Collected data:
· · · · ·

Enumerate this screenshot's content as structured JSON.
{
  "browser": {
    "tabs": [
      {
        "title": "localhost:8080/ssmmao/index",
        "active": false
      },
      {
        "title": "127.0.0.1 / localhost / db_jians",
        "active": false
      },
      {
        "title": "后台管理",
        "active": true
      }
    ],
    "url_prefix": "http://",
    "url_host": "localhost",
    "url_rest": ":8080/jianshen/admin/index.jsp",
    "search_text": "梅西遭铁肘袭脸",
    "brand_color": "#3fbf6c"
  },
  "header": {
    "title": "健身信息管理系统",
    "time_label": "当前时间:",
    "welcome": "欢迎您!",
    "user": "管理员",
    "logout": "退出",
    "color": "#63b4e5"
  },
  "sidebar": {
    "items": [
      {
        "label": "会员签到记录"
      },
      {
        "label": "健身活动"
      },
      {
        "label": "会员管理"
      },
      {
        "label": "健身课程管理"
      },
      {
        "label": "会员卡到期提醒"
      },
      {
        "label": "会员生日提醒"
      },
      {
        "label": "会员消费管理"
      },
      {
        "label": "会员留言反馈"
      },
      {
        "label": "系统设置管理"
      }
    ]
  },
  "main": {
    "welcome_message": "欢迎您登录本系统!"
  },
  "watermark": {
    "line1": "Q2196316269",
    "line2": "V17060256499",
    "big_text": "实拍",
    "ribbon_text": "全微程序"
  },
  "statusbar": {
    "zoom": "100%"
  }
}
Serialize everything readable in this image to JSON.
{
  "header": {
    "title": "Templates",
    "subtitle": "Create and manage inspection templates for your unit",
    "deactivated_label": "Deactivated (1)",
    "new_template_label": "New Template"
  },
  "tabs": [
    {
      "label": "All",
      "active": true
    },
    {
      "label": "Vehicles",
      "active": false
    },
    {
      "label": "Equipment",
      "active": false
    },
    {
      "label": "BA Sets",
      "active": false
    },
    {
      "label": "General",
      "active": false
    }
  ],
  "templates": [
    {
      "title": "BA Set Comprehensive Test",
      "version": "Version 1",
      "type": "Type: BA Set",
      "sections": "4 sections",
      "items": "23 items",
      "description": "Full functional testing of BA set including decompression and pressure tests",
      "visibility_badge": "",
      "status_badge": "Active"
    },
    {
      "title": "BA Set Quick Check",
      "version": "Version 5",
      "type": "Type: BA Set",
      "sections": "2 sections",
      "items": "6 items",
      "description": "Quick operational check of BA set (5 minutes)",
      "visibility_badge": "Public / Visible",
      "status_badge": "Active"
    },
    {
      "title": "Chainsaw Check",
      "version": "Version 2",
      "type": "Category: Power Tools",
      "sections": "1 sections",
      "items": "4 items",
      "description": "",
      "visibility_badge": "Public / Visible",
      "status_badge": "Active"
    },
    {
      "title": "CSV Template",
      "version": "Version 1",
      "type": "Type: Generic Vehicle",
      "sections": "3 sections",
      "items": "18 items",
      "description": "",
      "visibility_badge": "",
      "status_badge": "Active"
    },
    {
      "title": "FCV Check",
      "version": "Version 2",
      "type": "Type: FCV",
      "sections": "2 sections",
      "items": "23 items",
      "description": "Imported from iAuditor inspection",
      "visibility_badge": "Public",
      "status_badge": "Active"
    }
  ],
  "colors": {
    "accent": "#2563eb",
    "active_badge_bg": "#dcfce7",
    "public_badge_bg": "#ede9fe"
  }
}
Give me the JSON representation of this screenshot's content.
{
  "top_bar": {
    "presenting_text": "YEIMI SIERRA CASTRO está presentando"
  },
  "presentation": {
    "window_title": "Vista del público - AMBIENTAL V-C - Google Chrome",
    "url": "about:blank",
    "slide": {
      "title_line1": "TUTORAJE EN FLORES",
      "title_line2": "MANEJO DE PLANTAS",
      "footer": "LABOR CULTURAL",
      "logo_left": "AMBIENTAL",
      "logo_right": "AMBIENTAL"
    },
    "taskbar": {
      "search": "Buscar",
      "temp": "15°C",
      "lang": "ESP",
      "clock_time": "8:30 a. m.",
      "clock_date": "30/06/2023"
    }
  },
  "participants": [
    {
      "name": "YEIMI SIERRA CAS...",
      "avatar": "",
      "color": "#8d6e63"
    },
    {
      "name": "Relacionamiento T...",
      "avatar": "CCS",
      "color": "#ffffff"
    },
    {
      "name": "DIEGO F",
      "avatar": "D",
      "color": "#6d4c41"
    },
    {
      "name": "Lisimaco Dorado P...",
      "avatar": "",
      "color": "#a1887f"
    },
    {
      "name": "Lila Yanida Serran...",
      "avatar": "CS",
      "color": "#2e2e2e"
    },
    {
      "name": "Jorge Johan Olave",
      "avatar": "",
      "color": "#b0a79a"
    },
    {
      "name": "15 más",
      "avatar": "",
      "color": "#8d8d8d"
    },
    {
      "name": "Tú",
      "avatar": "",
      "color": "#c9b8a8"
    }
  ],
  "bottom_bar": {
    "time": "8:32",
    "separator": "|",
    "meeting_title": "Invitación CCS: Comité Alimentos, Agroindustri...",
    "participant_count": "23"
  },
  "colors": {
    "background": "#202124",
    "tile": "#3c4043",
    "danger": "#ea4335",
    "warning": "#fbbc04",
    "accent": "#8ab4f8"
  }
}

· · · · ·

## TO BE DONE:
Quote exactly and only the lines from the one holding "Give me the" through the end of the data.

## SOLUTION FOR THIS EXERCISE:
Give me the JSON representation of this screenshot's content.
{
  "top_bar": {
    "presenting_text": "YEIMI SIERRA CASTRO está presentando"
  },
  "presentation": {
    "window_title": "Vista del público - AMBIENTAL V-C - Google Chrome",
    "url": "about:blank",
    "slide": {
      "title_line1": "TUTORAJE EN FLORES",
      "title_line2": "MANEJO DE PLANTAS",
      "footer": "LABOR CULTURAL",
      "logo_left": "AMBIENTAL",
      "logo_right": "AMBIENTAL"
    },
    "taskbar": {
      "search": "Buscar",
      "temp": "15°C",
      "lang": "ESP",
      "clock_time": "8:30 a. m.",
      "clock_date": "30/06/2023"
    }
  },
  "participants": [
    {
      "name": "YEIMI SIERRA CAS...",
      "avatar": "",
      "color": "#8d6e63"
    },
    {
      "name": "Relacionamiento T...",
      "avatar": "CCS",
      "color": "#ffffff"
    },
    {
      "name": "DIEGO F",
      "avatar": "D",
      "color": "#6d4c41"
    },
    {
      "name": "Lisimaco Dorado P...",
      "avatar": "",
      "color": "#a1887f"
    },
    {
      "name": "Lila Yanida Serran...",
      "avatar": "CS",
      "color": "#2e2e2e"
    },
    {
      "name": "Jorge Johan Olave",
      "avatar": "",
      "color": "#b0a79a"
    },
    {
      "name": "15 más",
      "avatar": "",
      "color": "#8d8d8d"
    },
    {
      "name": "Tú",
      "avatar": "",
      "color": "#c9b8a8"
    }
  ],
  "bottom_bar": {
    "time": "8:32",
    "separator": "|",
    "meeting_title": "Invitación CCS: Comité Alimentos, Agroindustri...",
    "participant_count": "23"
  },
  "colors": {
    "background": "#202124",
    "tile": "#3c4043",
    "danger": "#ea4335",
    "warning": "#fbbc04",
    "accent": "#8ab4f8"
  }
}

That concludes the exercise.